**Requirement:**
Each line in the entries below that holds the string "label" is to be listed.

Entries from a dataset:
○ ○ ○ ○ ○ ○ ○
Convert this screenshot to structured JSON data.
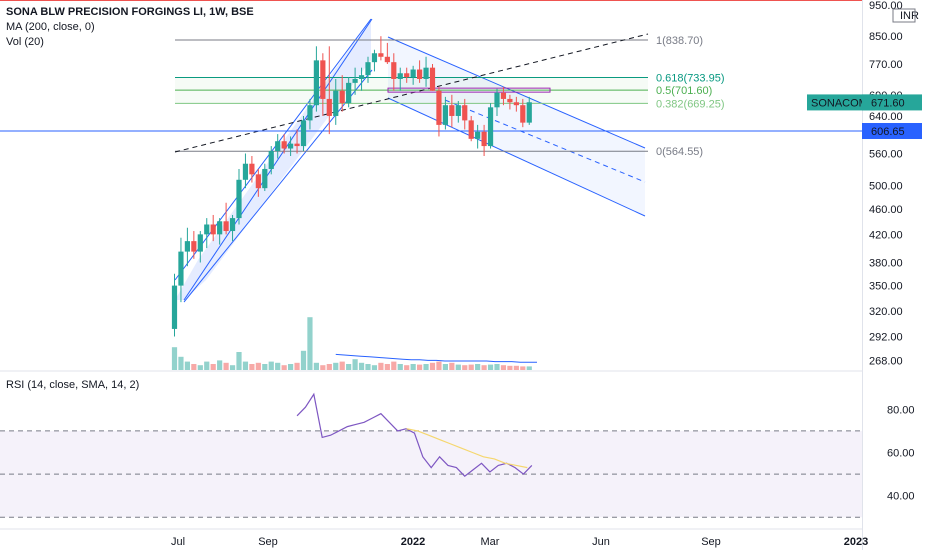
{
  "legend": {
    "title": "SONA BLW PRECISION FORGINGS LI, 1W, BSE",
    "ma": "MA (200, close, 0)",
    "vol": "Vol (20)",
    "rsi": "RSI (14, close, SMA, 14, 2)"
  },
  "currency": "INR",
  "colors": {
    "up": "#26a69a",
    "down": "#ef5350",
    "channel": "#2962ff",
    "rsi": "#7e57c2",
    "rsi_ma": "#f5d76e"
  },
  "chart_data": [
    {
      "type": "candlestick",
      "title": "SONA BLW PRECISION FORGINGS LI, 1W, BSE",
      "x_ticks": [
        "Jul",
        "Sep",
        "2022",
        "Mar",
        "Jun",
        "Sep",
        "2023"
      ],
      "y_ticks": [
        "950.00",
        "850.00",
        "770.00",
        "690.00",
        "640.00",
        "560.00",
        "500.00",
        "460.00",
        "420.00",
        "380.00",
        "350.00",
        "320.00",
        "292.00",
        "268.00"
      ],
      "scale": "log",
      "ylim": [
        262,
        960
      ],
      "candles": [
        {
          "o": 300,
          "h": 365,
          "l": 292,
          "c": 350
        },
        {
          "o": 350,
          "h": 415,
          "l": 330,
          "c": 395
        },
        {
          "o": 395,
          "h": 430,
          "l": 375,
          "c": 410
        },
        {
          "o": 410,
          "h": 425,
          "l": 385,
          "c": 395
        },
        {
          "o": 395,
          "h": 425,
          "l": 380,
          "c": 420
        },
        {
          "o": 420,
          "h": 445,
          "l": 400,
          "c": 435
        },
        {
          "o": 435,
          "h": 450,
          "l": 410,
          "c": 420
        },
        {
          "o": 420,
          "h": 445,
          "l": 405,
          "c": 440
        },
        {
          "o": 440,
          "h": 470,
          "l": 420,
          "c": 425
        },
        {
          "o": 425,
          "h": 450,
          "l": 410,
          "c": 445
        },
        {
          "o": 445,
          "h": 530,
          "l": 435,
          "c": 510
        },
        {
          "o": 510,
          "h": 560,
          "l": 495,
          "c": 540
        },
        {
          "o": 540,
          "h": 555,
          "l": 505,
          "c": 520
        },
        {
          "o": 520,
          "h": 530,
          "l": 480,
          "c": 495
        },
        {
          "o": 495,
          "h": 540,
          "l": 490,
          "c": 530
        },
        {
          "o": 530,
          "h": 575,
          "l": 520,
          "c": 565
        },
        {
          "o": 565,
          "h": 600,
          "l": 550,
          "c": 585
        },
        {
          "o": 585,
          "h": 600,
          "l": 560,
          "c": 570
        },
        {
          "o": 570,
          "h": 595,
          "l": 555,
          "c": 580
        },
        {
          "o": 580,
          "h": 610,
          "l": 560,
          "c": 575
        },
        {
          "o": 575,
          "h": 640,
          "l": 565,
          "c": 630
        },
        {
          "o": 630,
          "h": 680,
          "l": 610,
          "c": 665
        },
        {
          "o": 665,
          "h": 820,
          "l": 650,
          "c": 780
        },
        {
          "o": 780,
          "h": 800,
          "l": 640,
          "c": 680
        },
        {
          "o": 680,
          "h": 820,
          "l": 600,
          "c": 640
        },
        {
          "o": 640,
          "h": 730,
          "l": 620,
          "c": 700
        },
        {
          "o": 700,
          "h": 740,
          "l": 650,
          "c": 670
        },
        {
          "o": 670,
          "h": 735,
          "l": 660,
          "c": 720
        },
        {
          "o": 720,
          "h": 760,
          "l": 690,
          "c": 730
        },
        {
          "o": 730,
          "h": 760,
          "l": 700,
          "c": 740
        },
        {
          "o": 740,
          "h": 790,
          "l": 720,
          "c": 775
        },
        {
          "o": 775,
          "h": 810,
          "l": 750,
          "c": 800
        },
        {
          "o": 800,
          "h": 850,
          "l": 780,
          "c": 790
        },
        {
          "o": 790,
          "h": 830,
          "l": 770,
          "c": 775
        },
        {
          "o": 775,
          "h": 800,
          "l": 700,
          "c": 730
        },
        {
          "o": 730,
          "h": 760,
          "l": 700,
          "c": 745
        },
        {
          "o": 745,
          "h": 760,
          "l": 720,
          "c": 735
        },
        {
          "o": 735,
          "h": 765,
          "l": 715,
          "c": 755
        },
        {
          "o": 755,
          "h": 780,
          "l": 720,
          "c": 730
        },
        {
          "o": 730,
          "h": 790,
          "l": 710,
          "c": 760
        },
        {
          "o": 760,
          "h": 770,
          "l": 700,
          "c": 700
        },
        {
          "o": 700,
          "h": 710,
          "l": 595,
          "c": 620
        },
        {
          "o": 620,
          "h": 685,
          "l": 610,
          "c": 665
        },
        {
          "o": 665,
          "h": 690,
          "l": 615,
          "c": 640
        },
        {
          "o": 640,
          "h": 675,
          "l": 625,
          "c": 665
        },
        {
          "o": 665,
          "h": 680,
          "l": 610,
          "c": 630
        },
        {
          "o": 630,
          "h": 640,
          "l": 585,
          "c": 590
        },
        {
          "o": 590,
          "h": 620,
          "l": 570,
          "c": 605
        },
        {
          "o": 605,
          "h": 620,
          "l": 555,
          "c": 575
        },
        {
          "o": 575,
          "h": 670,
          "l": 570,
          "c": 660
        },
        {
          "o": 660,
          "h": 705,
          "l": 640,
          "c": 695
        },
        {
          "o": 695,
          "h": 710,
          "l": 665,
          "c": 680
        },
        {
          "o": 680,
          "h": 690,
          "l": 655,
          "c": 672
        },
        {
          "o": 672,
          "h": 685,
          "l": 650,
          "c": 665
        },
        {
          "o": 665,
          "h": 680,
          "l": 615,
          "c": 625
        },
        {
          "o": 625,
          "h": 685,
          "l": 620,
          "c": 672
        }
      ],
      "volume": [
        38,
        22,
        14,
        10,
        8,
        14,
        10,
        16,
        12,
        8,
        30,
        14,
        10,
        12,
        10,
        14,
        12,
        8,
        10,
        12,
        32,
        88,
        12,
        8,
        10,
        12,
        14,
        10,
        18,
        12,
        10,
        8,
        12,
        10,
        14,
        10,
        8,
        10,
        9,
        10,
        12,
        14,
        10,
        12,
        9,
        8,
        9,
        10,
        8,
        9,
        10,
        8,
        7,
        7,
        6,
        6
      ],
      "volume_ma": [
        26,
        25,
        24,
        23,
        22,
        21,
        20,
        19,
        18,
        17,
        17,
        16,
        16,
        15,
        15,
        15,
        15,
        15,
        15,
        14,
        14,
        14,
        13,
        13,
        13
      ],
      "levels": [
        {
          "label": "1(838.70)",
          "value": 838.7,
          "color": "#787b86"
        },
        {
          "label": "0.618(733.95)",
          "value": 733.95,
          "color": "#089981"
        },
        {
          "label": "0.5(701.60)",
          "value": 701.6,
          "color": "#4caf50"
        },
        {
          "label": "0.382(669.25)",
          "value": 669.25,
          "color": "#81c784"
        },
        {
          "label": "0(564.55)",
          "value": 564.55,
          "color": "#787b86"
        }
      ],
      "horizontal_line": {
        "value": 606.65,
        "label": "606.65"
      },
      "last_price": {
        "symbol": "SONACOMS",
        "value": "671.60"
      }
    },
    {
      "type": "line",
      "title": "RSI (14, close, SMA, 14, 2)",
      "y_ticks": [
        "80.00",
        "60.00",
        "40.00"
      ],
      "ylim": [
        25,
        95
      ],
      "bands": [
        70,
        50,
        30
      ],
      "rsi": [
        77,
        81,
        87,
        67,
        68,
        70,
        72,
        73,
        74,
        76,
        78,
        74,
        70,
        71,
        69,
        58,
        53,
        58,
        54,
        53,
        49,
        52,
        55,
        51,
        54,
        55,
        53,
        50,
        54
      ],
      "rsi_ma": [
        71,
        70,
        68,
        66,
        64,
        62,
        60,
        58,
        57,
        55,
        54,
        53
      ]
    }
  ]
}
○ ○ ○ ○ ○ ○ ○
**Result of this exercise:**
          "label": "1(838.70)",
          "label": "0.618(733.95)",
          "label": "0.5(701.60)",
          "label": "0.382(669.25)",
          "label": "0(564.55)",
        "label": "606.65"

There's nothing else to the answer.